◆ MATERIAL FOR THIS EXERCISE

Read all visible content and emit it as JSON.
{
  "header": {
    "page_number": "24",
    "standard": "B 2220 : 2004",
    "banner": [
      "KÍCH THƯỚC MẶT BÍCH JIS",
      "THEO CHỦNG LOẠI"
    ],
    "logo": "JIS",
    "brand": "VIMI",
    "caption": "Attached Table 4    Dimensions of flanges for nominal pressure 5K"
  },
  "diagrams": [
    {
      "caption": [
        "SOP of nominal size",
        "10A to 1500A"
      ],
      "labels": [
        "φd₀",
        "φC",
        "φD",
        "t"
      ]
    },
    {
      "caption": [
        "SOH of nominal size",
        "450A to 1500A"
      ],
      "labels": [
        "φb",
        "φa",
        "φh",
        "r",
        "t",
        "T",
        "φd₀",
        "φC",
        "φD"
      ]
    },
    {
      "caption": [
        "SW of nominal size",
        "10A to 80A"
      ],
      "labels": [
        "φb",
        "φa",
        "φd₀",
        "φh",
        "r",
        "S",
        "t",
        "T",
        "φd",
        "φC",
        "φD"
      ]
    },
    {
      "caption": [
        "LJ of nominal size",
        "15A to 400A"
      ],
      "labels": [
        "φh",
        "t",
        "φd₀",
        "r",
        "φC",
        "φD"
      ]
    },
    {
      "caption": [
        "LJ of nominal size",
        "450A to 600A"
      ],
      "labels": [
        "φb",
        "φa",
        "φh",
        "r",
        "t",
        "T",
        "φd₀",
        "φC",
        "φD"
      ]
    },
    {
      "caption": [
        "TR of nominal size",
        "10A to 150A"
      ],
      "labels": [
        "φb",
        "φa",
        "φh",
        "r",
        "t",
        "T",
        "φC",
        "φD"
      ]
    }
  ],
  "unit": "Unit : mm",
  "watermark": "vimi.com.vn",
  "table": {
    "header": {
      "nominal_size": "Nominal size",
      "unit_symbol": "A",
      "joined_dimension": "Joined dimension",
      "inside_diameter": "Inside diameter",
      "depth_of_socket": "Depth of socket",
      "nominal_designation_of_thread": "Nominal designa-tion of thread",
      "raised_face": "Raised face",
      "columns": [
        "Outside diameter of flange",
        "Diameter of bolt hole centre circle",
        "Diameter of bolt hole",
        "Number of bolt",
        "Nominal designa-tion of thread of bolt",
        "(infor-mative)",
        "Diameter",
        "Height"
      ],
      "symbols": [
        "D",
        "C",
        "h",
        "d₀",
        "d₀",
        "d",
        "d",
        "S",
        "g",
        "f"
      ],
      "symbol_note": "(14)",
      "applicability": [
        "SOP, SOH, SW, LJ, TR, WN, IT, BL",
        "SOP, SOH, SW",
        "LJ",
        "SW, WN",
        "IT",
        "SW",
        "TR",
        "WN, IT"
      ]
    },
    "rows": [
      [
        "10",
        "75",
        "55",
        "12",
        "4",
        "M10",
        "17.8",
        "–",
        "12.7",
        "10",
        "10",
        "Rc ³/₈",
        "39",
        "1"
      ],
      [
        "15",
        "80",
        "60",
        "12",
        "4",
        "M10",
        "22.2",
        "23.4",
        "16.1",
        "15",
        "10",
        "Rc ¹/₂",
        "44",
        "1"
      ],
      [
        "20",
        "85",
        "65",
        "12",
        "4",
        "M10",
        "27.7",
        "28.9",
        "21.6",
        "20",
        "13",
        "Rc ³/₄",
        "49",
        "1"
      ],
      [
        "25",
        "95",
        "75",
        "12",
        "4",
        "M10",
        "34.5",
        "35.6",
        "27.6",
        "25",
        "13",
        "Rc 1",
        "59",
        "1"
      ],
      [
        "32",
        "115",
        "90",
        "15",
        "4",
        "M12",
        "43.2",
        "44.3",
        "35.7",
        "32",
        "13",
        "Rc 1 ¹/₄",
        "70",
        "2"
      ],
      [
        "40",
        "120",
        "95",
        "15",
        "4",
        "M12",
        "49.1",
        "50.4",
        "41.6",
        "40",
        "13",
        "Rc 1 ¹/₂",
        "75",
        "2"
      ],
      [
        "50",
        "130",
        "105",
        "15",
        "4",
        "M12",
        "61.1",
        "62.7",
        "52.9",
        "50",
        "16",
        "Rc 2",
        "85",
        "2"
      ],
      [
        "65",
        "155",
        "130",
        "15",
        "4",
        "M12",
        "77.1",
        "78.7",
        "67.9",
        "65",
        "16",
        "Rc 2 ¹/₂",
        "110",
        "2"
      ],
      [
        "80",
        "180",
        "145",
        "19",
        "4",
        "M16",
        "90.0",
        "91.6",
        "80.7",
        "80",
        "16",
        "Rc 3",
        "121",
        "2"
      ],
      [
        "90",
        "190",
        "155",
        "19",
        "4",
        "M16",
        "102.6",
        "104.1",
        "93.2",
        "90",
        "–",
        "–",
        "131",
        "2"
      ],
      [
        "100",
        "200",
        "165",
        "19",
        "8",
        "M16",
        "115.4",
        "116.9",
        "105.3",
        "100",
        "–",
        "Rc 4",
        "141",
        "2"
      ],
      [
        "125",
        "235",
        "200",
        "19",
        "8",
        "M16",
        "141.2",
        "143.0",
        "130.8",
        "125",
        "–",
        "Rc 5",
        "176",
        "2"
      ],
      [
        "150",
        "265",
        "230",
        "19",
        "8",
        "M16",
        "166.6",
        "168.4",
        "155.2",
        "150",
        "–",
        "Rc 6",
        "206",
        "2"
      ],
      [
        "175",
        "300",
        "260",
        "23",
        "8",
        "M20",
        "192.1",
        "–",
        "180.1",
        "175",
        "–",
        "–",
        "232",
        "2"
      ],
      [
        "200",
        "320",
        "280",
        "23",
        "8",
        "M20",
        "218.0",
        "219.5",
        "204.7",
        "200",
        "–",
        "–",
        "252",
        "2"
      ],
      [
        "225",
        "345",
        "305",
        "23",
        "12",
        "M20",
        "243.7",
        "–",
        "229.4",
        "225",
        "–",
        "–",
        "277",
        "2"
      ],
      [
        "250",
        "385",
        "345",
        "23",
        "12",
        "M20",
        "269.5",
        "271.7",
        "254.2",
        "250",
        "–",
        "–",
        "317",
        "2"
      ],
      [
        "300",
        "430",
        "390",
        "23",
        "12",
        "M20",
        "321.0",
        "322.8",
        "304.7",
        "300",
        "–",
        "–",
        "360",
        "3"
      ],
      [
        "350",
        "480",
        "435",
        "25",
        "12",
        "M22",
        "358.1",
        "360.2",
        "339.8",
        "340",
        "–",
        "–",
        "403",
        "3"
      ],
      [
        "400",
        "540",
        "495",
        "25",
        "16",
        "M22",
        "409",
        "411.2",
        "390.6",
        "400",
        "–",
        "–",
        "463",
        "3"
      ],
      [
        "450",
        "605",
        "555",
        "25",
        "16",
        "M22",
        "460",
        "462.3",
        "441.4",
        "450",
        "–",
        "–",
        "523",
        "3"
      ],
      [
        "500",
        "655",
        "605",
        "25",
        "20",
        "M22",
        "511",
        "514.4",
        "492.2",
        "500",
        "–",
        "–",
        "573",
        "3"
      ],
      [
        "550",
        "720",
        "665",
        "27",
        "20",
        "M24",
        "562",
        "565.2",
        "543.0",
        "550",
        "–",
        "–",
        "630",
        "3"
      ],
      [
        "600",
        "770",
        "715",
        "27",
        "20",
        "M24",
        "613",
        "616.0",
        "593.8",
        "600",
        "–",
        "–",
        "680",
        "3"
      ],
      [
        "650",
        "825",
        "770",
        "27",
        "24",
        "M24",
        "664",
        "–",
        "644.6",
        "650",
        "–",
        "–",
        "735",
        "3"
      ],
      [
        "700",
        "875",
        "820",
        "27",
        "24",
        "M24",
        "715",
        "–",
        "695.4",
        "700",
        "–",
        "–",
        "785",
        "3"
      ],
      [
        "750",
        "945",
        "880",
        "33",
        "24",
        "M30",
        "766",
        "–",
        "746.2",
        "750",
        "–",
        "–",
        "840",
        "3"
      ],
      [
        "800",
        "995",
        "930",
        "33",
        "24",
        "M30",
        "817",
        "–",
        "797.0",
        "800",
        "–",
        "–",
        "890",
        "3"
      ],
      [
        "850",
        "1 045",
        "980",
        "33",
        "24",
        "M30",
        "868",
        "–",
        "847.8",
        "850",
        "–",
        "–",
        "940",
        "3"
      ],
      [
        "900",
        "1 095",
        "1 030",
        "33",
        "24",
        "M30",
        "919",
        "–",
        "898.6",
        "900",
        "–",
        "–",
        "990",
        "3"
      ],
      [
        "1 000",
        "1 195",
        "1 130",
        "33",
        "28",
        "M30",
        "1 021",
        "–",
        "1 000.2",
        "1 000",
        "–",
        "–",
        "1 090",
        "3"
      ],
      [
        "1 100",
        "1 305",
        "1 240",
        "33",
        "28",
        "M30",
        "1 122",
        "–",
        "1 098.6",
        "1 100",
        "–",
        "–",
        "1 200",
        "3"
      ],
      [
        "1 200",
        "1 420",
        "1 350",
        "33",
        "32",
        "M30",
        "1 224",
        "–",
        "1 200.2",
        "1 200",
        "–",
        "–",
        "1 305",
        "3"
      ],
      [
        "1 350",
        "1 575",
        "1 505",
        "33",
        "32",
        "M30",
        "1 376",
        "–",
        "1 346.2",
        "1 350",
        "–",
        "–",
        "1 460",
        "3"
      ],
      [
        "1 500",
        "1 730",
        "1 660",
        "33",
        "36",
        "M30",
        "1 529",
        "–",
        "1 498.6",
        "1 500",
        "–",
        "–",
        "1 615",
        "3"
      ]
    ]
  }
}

◆ PROBLEM DETAILS
From the entries above, extract every line where the word "thread" appears.

◆ COMPLETED TASK
      "nominal_designation_of_thread": "Nominal designa-tion of thread",
        "Nominal designa-tion of thread of bolt",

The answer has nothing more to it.